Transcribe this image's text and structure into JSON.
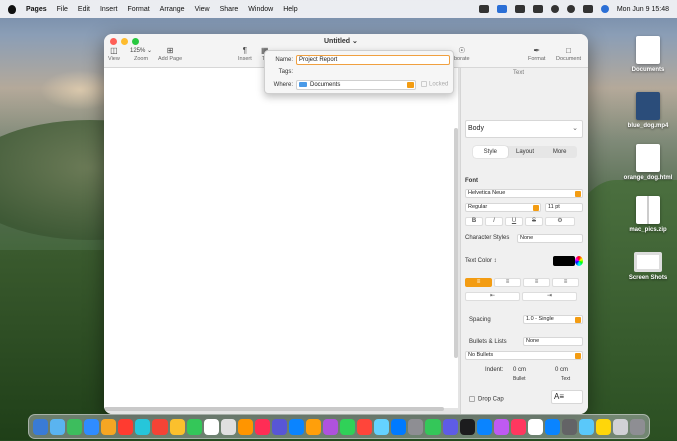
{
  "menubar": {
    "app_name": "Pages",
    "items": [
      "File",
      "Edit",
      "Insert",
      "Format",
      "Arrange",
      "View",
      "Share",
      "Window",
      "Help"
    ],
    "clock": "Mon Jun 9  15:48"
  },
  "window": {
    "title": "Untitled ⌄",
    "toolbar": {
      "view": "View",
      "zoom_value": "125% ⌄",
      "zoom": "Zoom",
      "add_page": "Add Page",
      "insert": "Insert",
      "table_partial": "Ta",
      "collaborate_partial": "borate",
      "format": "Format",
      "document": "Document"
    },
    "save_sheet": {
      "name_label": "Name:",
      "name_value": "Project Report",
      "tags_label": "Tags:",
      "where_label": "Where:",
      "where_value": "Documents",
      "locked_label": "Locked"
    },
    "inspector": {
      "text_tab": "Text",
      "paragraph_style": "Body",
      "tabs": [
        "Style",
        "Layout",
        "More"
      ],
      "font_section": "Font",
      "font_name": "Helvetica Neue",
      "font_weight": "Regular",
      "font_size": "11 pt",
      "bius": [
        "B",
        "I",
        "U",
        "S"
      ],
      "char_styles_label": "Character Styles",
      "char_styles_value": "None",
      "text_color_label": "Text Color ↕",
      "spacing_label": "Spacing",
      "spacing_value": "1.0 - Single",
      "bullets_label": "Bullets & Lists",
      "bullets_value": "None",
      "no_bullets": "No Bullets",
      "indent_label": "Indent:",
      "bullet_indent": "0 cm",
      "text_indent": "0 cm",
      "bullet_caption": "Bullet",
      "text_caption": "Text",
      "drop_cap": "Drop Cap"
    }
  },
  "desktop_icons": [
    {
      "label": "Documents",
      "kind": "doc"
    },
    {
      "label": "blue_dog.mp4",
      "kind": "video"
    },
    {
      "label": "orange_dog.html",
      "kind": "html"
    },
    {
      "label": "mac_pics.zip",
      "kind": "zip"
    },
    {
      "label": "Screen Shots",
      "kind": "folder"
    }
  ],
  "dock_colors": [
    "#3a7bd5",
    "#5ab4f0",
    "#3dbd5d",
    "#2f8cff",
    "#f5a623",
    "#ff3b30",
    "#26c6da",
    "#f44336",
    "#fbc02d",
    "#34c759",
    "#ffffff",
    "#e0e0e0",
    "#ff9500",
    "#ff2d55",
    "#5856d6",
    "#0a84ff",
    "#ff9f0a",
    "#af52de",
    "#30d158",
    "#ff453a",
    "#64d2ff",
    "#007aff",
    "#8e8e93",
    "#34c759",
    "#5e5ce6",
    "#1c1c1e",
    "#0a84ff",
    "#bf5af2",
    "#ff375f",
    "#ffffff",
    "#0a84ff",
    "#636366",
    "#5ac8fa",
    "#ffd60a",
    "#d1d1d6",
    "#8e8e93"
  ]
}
════════════════════
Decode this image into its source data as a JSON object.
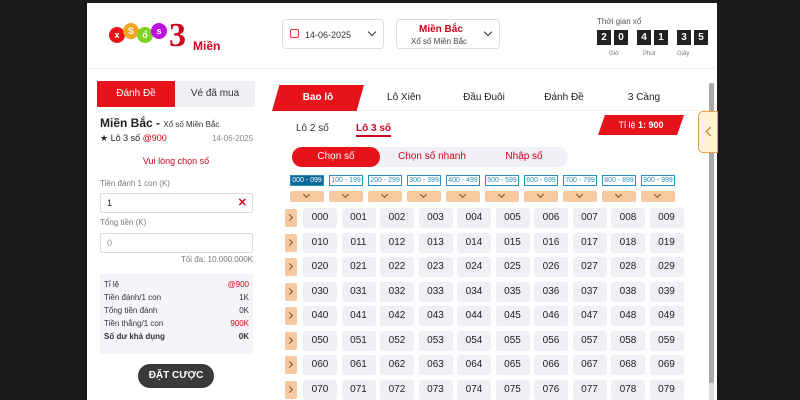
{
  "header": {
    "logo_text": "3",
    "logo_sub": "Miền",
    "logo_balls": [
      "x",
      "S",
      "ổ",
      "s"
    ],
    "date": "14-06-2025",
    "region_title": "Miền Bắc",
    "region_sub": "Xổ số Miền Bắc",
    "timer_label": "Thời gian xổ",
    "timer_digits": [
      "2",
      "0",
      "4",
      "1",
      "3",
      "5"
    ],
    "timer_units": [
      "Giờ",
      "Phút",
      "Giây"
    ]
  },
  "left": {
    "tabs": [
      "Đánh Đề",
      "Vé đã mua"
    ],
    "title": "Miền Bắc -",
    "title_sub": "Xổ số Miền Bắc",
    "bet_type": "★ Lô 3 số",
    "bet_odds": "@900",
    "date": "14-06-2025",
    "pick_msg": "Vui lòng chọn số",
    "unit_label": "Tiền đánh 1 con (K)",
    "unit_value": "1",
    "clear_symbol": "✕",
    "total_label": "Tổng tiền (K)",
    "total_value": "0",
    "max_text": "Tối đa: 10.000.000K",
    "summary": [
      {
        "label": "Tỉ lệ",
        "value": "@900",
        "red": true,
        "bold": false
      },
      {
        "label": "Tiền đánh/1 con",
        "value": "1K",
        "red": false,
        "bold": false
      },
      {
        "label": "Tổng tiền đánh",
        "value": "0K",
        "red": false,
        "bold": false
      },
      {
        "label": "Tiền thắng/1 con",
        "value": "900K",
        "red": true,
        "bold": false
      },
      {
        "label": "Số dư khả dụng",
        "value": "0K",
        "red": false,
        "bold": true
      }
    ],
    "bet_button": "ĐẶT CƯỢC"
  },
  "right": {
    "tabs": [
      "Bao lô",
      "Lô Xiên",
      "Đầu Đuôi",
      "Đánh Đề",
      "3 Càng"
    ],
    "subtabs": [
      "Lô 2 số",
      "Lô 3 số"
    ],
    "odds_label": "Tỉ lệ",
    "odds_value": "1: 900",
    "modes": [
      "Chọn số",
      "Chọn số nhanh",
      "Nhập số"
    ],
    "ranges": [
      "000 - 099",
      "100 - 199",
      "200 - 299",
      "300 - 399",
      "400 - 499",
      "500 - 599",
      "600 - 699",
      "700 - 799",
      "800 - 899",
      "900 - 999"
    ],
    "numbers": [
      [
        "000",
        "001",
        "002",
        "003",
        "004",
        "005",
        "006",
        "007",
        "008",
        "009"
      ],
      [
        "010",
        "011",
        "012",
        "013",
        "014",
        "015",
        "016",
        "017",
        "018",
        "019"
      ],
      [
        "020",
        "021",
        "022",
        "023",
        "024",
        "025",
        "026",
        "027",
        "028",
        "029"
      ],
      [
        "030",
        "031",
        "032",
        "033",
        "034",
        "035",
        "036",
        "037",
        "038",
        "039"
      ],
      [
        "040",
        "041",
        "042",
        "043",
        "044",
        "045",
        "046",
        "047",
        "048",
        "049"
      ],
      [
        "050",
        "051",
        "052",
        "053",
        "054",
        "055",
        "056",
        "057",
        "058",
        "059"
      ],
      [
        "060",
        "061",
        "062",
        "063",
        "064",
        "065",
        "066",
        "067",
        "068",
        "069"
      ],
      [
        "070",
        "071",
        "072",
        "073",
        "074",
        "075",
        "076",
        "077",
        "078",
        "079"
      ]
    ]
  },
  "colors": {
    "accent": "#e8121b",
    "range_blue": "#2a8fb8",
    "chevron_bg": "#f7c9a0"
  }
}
════════════════════
• _Task goal_:
Look above for every line with the word "Tổng" and copy it.

• _Output of the task_:
    "total_label": "Tổng tiền (K)",
        "label": "Tổng tiền đánh",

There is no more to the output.